#### [Work to do]
Count the lines in the data below that contain the string "title", and reply with only that number.
* Start Data supplied *
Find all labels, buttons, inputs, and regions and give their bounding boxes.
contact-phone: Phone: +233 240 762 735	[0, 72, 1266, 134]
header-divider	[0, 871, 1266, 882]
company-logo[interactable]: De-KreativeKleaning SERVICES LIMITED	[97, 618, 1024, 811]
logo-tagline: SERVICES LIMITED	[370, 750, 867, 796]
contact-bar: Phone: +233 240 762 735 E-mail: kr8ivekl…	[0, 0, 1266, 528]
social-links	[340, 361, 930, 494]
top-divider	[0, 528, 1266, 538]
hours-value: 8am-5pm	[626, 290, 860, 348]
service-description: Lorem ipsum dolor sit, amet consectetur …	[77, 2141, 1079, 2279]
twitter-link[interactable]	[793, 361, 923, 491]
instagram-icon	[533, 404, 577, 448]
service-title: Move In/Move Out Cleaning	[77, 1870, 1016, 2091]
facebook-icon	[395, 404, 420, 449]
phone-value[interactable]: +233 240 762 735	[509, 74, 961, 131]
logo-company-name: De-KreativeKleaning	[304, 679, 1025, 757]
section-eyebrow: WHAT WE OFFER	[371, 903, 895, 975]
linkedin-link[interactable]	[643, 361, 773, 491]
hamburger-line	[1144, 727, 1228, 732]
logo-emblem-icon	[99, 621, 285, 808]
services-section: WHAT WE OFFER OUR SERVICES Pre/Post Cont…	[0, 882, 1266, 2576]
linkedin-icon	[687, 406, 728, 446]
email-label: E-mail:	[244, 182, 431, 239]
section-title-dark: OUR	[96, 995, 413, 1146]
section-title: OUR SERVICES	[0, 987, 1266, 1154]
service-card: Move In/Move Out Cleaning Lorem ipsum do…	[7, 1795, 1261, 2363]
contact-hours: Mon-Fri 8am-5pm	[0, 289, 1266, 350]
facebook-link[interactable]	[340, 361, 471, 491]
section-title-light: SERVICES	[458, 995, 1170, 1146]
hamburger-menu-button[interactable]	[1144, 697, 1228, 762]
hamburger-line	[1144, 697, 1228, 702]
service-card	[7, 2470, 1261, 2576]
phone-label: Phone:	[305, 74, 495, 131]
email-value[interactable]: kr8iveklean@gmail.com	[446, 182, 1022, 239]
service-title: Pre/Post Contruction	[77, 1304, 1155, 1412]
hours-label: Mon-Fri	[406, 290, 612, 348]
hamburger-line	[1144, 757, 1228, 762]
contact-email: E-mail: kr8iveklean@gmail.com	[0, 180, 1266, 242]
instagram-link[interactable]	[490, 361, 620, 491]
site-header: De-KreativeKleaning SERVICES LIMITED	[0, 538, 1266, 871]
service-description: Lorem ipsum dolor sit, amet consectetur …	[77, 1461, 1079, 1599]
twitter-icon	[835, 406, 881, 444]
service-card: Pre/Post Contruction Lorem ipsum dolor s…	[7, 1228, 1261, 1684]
* End Data supplied *
#### [Solved exercise]
5